Copy out all the data, word for word.

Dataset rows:
────────────────────────────────────────

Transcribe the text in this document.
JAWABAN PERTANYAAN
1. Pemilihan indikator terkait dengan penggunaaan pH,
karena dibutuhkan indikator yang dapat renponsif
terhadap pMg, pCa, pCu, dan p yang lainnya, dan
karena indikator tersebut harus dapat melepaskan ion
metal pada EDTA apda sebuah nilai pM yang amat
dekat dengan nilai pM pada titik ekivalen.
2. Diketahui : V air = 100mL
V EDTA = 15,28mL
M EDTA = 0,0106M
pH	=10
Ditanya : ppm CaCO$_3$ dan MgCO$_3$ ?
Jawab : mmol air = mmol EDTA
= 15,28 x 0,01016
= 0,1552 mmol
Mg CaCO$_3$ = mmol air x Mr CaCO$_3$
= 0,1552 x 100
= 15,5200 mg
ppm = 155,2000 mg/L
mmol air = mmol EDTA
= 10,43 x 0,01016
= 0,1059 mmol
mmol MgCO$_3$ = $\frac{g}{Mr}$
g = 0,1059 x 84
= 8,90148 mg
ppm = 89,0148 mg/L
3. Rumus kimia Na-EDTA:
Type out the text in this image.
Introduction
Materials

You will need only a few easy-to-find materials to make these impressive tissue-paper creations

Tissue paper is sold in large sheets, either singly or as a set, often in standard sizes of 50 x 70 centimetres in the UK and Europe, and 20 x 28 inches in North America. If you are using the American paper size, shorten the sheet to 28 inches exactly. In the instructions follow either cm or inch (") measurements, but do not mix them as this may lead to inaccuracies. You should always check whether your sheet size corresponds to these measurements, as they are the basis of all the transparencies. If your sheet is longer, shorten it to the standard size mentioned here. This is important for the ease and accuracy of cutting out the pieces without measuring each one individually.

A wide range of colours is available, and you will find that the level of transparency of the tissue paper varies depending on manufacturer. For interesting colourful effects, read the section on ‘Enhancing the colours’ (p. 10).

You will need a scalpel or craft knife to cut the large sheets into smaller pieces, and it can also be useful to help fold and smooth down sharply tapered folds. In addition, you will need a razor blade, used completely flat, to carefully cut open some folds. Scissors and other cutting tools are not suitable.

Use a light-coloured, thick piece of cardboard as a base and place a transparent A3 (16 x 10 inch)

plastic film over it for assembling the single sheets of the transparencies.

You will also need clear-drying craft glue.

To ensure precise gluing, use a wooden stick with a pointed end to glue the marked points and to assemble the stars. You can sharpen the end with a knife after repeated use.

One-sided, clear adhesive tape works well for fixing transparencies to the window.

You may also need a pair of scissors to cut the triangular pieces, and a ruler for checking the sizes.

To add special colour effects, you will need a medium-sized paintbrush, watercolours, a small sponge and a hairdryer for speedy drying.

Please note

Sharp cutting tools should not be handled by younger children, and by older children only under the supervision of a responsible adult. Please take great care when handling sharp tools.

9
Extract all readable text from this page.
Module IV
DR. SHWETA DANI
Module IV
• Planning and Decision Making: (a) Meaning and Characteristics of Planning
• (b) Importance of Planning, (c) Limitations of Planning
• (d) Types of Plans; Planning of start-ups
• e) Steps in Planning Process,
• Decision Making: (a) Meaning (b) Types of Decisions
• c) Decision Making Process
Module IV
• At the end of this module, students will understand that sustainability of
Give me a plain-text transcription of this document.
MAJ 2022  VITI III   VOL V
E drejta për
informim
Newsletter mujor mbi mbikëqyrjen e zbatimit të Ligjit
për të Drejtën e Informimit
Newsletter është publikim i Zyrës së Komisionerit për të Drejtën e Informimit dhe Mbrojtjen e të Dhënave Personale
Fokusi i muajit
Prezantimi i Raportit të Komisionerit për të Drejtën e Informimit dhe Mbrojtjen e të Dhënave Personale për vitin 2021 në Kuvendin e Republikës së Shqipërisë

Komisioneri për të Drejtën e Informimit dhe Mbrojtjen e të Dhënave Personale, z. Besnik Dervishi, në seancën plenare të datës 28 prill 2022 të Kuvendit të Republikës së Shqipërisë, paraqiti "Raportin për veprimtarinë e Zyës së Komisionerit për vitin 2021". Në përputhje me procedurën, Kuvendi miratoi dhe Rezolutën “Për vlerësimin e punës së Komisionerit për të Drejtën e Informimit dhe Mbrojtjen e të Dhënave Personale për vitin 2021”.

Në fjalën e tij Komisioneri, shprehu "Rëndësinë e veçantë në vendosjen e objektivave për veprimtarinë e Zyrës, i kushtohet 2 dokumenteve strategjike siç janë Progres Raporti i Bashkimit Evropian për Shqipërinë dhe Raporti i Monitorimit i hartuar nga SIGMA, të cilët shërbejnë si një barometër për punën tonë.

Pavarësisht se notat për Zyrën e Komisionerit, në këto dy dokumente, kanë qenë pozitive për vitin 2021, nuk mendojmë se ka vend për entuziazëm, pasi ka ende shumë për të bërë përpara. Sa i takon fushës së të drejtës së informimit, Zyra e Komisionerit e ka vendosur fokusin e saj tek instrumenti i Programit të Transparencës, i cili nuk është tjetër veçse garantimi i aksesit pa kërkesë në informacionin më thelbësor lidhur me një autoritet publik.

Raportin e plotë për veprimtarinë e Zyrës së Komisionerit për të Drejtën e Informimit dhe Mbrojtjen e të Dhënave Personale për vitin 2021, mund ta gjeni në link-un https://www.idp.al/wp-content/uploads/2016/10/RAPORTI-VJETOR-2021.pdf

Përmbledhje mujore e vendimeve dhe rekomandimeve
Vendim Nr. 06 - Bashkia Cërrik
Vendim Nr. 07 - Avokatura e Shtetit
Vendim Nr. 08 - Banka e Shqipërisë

────────────────────────────────────────

## Finished exercise
Transcribe the text in this document.
JAWABAN PERTANYAAN
1. Pemilihan indikator terkait dengan penggunaaan pH,
karena dibutuhkan indikator yang dapat renponsif
terhadap pMg, pCa, pCu, dan p yang lainnya, dan
karena indikator tersebut harus dapat melepaskan ion
metal pada EDTA apda sebuah nilai pM yang amat
dekat dengan nilai pM pada titik ekivalen.
2. Diketahui : V air = 100mL
V EDTA = 15,28mL
M EDTA = 0,0106M
pH	=10
Ditanya : ppm CaCO$_3$ dan MgCO$_3$ ?
Jawab : mmol air = mmol EDTA
= 15,28 x 0,01016
= 0,1552 mmol
Mg CaCO$_3$ = mmol air x Mr CaCO$_3$
= 0,1552 x 100
= 15,5200 mg
ppm = 155,2000 mg/L
mmol air = mmol EDTA
= 10,43 x 0,01016
= 0,1059 mmol
mmol MgCO$_3$ = $\frac{g}{Mr}$
g = 0,1059 x 84
= 8,90148 mg
ppm = 89,0148 mg/L
3. Rumus kimia Na-EDTA:
Type out the text in this image.
Introduction
Materials

You will need only a few easy-to-find materials to make these impressive tissue-paper creations

Tissue paper is sold in large sheets, either singly or as a set, often in standard sizes of 50 x 70 centimetres in the UK and Europe, and 20 x 28 inches in North America. If you are using the American paper size, shorten the sheet to 28 inches exactly. In the instructions follow either cm or inch (") measurements, but do not mix them as this may lead to inaccuracies. You should always check whether your sheet size corresponds to these measurements, as they are the basis of all the transparencies. If your sheet is longer, shorten it to the standard size mentioned here. This is important for the ease and accuracy of cutting out the pieces without measuring each one individually.

A wide range of colours is available, and you will find that the level of transparency of the tissue paper varies depending on manufacturer. For interesting colourful effects, read the section on ‘Enhancing the colours’ (p. 10).

You will need a scalpel or craft knife to cut the large sheets into smaller pieces, and it can also be useful to help fold and smooth down sharply tapered folds. In addition, you will need a razor blade, used completely flat, to carefully cut open some folds. Scissors and other cutting tools are not suitable.

Use a light-coloured, thick piece of cardboard as a base and place a transparent A3 (16 x 10 inch)

plastic film over it for assembling the single sheets of the transparencies.

You will also need clear-drying craft glue.

To ensure precise gluing, use a wooden stick with a pointed end to glue the marked points and to assemble the stars. You can sharpen the end with a knife after repeated use.

One-sided, clear adhesive tape works well for fixing transparencies to the window.

You may also need a pair of scissors to cut the triangular pieces, and a ruler for checking the sizes.

To add special colour effects, you will need a medium-sized paintbrush, watercolours, a small sponge and a hairdryer for speedy drying.

Please note

Sharp cutting tools should not be handled by younger children, and by older children only under the supervision of a responsible adult. Please take great care when handling sharp tools.

9
Extract all readable text from this page.
Module IV
DR. SHWETA DANI
Module IV
• Planning and Decision Making: (a) Meaning and Characteristics of Planning
• (b) Importance of Planning, (c) Limitations of Planning
• (d) Types of Plans; Planning of start-ups
• e) Steps in Planning Process,
• Decision Making: (a) Meaning (b) Types of Decisions
• c) Decision Making Process
Module IV
• At the end of this module, students will understand that sustainability of
Give me a plain-text transcription of this document.
MAJ 2022  VITI III   VOL V
E drejta për
informim
Newsletter mujor mbi mbikëqyrjen e zbatimit të Ligjit
për të Drejtën e Informimit
Newsletter është publikim i Zyrës së Komisionerit për të Drejtën e Informimit dhe Mbrojtjen e të Dhënave Personale
Fokusi i muajit
Prezantimi i Raportit të Komisionerit për të Drejtën e Informimit dhe Mbrojtjen e të Dhënave Personale për vitin 2021 në Kuvendin e Republikës së Shqipërisë

Komisioneri për të Drejtën e Informimit dhe Mbrojtjen e të Dhënave Personale, z. Besnik Dervishi, në seancën plenare të datës 28 prill 2022 të Kuvendit të Republikës së Shqipërisë, paraqiti "Raportin për veprimtarinë e Zyës së Komisionerit për vitin 2021". Në përputhje me procedurën, Kuvendi miratoi dhe Rezolutën “Për vlerësimin e punës së Komisionerit për të Drejtën e Informimit dhe Mbrojtjen e të Dhënave Personale për vitin 2021”.

Në fjalën e tij Komisioneri, shprehu "Rëndësinë e veçantë në vendosjen e objektivave për veprimtarinë e Zyrës, i kushtohet 2 dokumenteve strategjike siç janë Progres Raporti i Bashkimit Evropian për Shqipërinë dhe Raporti i Monitorimit i hartuar nga SIGMA, të cilët shërbejnë si një barometër për punën tonë.

Pavarësisht se notat për Zyrën e Komisionerit, në këto dy dokumente, kanë qenë pozitive për vitin 2021, nuk mendojmë se ka vend për entuziazëm, pasi ka ende shumë për të bërë përpara. Sa i takon fushës së të drejtës së informimit, Zyra e Komisionerit e ka vendosur fokusin e saj tek instrumenti i Programit të Transparencës, i cili nuk është tjetër veçse garantimi i aksesit pa kërkesë në informacionin më thelbësor lidhur me një autoritet publik.

Raportin e plotë për veprimtarinë e Zyrës së Komisionerit për të Drejtën e Informimit dhe Mbrojtjen e të Dhënave Personale për vitin 2021, mund ta gjeni në link-un https://www.idp.al/wp-content/uploads/2016/10/RAPORTI-VJETOR-2021.pdf

Përmbledhje mujore e vendimeve dhe rekomandimeve
Vendim Nr. 06 - Bashkia Cërrik
Vendim Nr. 07 - Avokatura e Shtetit
Vendim Nr. 08 - Banka e Shqipërisë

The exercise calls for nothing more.